--- begin ---
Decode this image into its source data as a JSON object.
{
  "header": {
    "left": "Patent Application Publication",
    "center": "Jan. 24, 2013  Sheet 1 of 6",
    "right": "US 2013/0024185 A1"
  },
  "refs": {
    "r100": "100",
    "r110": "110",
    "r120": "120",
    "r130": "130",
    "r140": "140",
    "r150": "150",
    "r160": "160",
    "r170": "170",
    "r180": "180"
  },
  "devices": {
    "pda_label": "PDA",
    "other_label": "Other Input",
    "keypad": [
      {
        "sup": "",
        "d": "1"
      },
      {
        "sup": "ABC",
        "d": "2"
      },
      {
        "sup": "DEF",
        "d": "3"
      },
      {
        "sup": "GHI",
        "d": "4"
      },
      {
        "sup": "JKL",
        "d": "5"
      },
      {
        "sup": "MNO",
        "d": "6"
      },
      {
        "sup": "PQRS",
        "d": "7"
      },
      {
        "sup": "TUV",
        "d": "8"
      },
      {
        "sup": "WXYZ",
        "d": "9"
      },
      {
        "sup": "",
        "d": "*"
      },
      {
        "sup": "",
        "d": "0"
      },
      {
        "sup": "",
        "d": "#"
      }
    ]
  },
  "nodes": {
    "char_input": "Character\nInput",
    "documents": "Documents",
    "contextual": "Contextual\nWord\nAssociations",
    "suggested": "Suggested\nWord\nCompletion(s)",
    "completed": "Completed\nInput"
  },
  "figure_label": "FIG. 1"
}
--- end ---
--- begin ---
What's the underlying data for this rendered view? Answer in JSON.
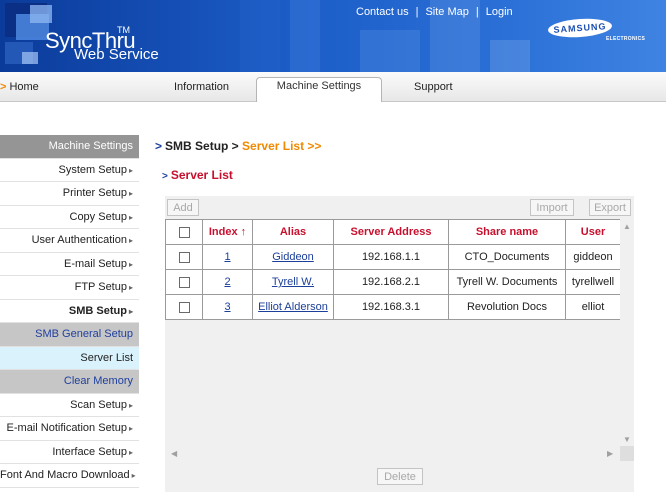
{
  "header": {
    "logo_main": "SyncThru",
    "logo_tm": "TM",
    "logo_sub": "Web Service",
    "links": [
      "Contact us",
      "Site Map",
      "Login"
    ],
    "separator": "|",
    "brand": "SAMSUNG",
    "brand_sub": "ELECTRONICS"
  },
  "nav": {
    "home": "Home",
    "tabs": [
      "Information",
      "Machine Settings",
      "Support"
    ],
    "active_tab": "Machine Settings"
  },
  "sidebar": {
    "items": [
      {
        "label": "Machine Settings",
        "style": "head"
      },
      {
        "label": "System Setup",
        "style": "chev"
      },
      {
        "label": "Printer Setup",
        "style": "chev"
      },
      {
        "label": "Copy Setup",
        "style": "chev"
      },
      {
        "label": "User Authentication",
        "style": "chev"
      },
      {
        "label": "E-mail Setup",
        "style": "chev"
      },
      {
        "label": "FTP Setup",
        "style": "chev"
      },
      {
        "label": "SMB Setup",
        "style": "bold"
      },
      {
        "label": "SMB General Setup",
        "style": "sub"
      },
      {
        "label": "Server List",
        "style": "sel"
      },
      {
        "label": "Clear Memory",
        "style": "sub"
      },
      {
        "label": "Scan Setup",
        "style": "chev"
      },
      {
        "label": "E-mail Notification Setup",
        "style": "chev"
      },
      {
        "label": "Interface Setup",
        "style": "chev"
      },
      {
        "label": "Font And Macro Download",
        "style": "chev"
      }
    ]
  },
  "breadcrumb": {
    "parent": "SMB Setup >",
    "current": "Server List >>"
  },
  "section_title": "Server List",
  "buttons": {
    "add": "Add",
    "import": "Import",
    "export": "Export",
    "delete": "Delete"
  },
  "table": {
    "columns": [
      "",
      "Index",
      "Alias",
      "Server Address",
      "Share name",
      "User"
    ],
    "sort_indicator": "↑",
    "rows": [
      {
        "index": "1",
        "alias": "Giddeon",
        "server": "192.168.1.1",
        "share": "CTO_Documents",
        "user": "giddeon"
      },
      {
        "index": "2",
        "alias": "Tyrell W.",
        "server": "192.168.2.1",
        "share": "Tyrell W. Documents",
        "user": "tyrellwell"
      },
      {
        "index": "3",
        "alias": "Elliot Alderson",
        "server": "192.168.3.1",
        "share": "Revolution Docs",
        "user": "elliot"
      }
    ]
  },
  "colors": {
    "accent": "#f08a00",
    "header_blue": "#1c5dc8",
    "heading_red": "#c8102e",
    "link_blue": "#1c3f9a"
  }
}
--- end ---
--- begin ---
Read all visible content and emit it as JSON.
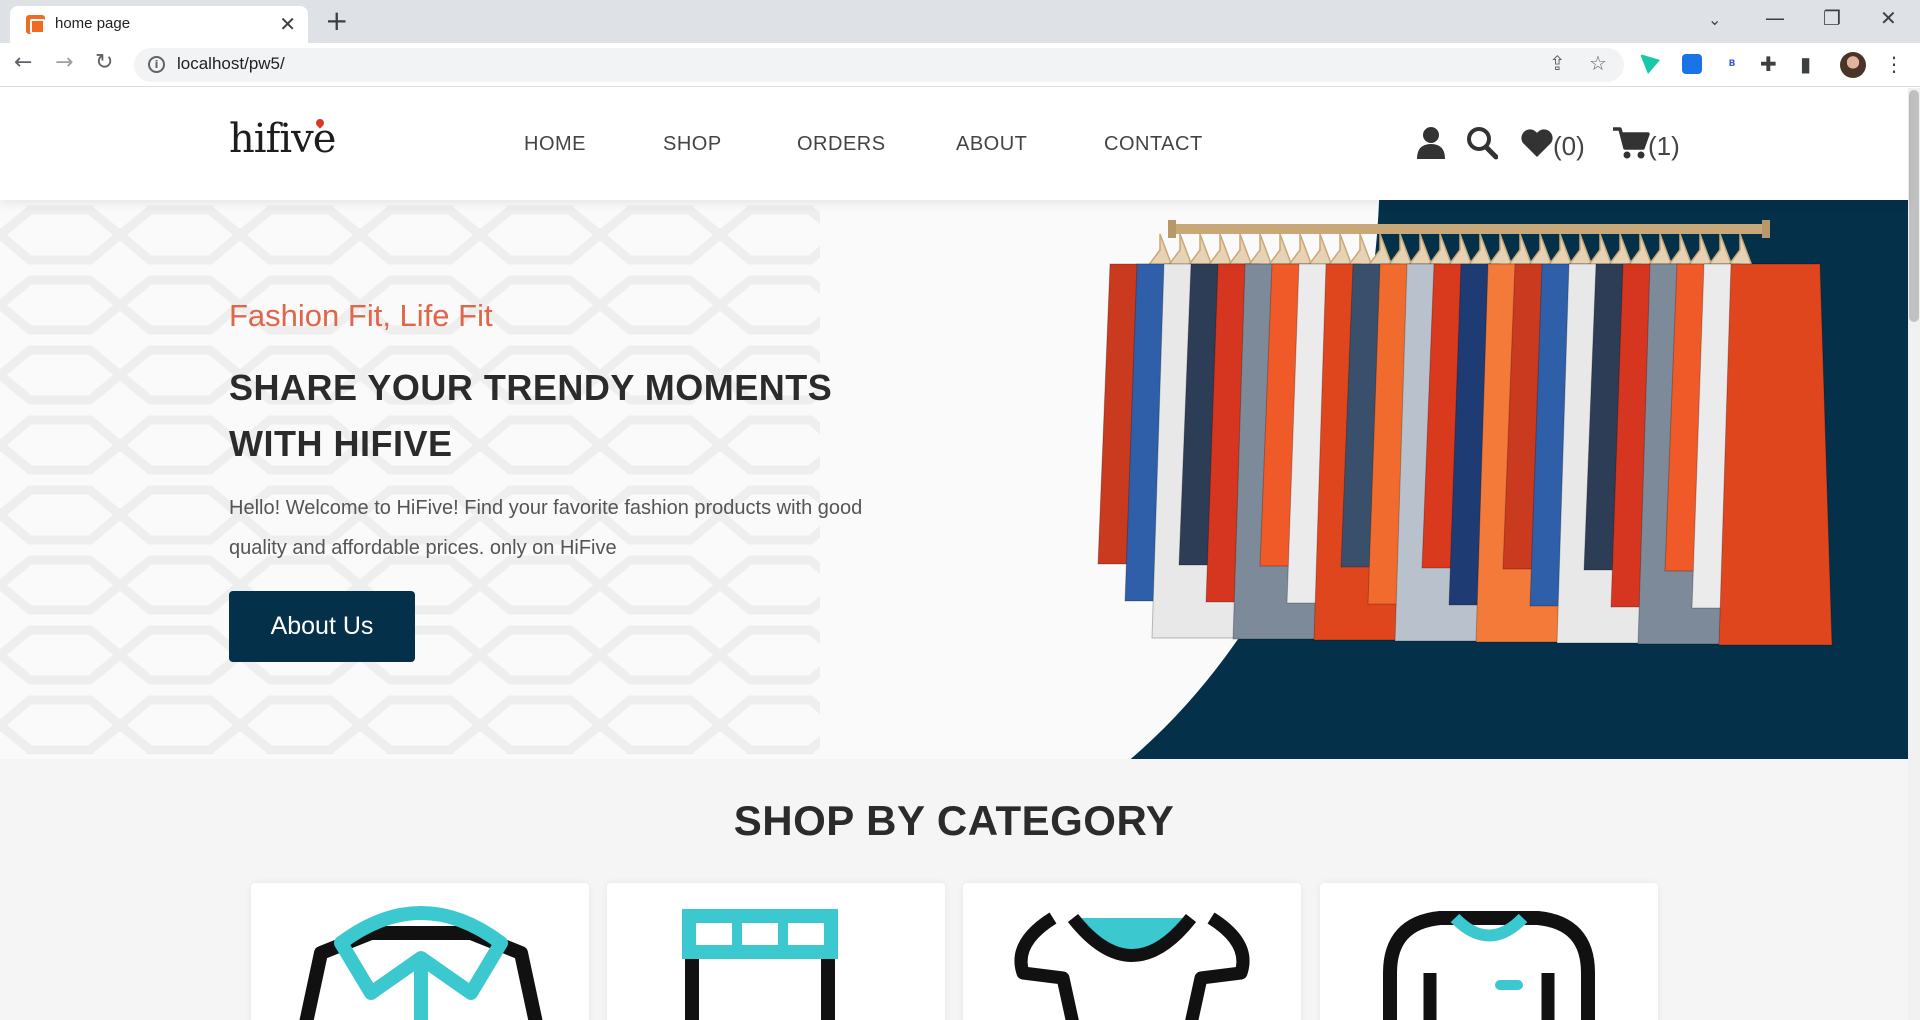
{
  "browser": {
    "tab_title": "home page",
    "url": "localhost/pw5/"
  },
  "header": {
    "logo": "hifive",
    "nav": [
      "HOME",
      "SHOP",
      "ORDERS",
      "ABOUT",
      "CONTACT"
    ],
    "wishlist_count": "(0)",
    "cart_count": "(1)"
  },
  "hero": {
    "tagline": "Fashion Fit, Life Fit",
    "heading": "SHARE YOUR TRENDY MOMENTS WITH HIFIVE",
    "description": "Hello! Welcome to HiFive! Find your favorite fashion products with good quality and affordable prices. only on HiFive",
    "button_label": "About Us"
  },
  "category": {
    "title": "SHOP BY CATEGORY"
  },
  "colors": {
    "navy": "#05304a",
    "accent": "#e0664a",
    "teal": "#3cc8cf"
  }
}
--- end ---
From the records given above, copy all lines containing "mail".

        "label": "E-mail Setup",
        "label": "E-mail Notification Setup",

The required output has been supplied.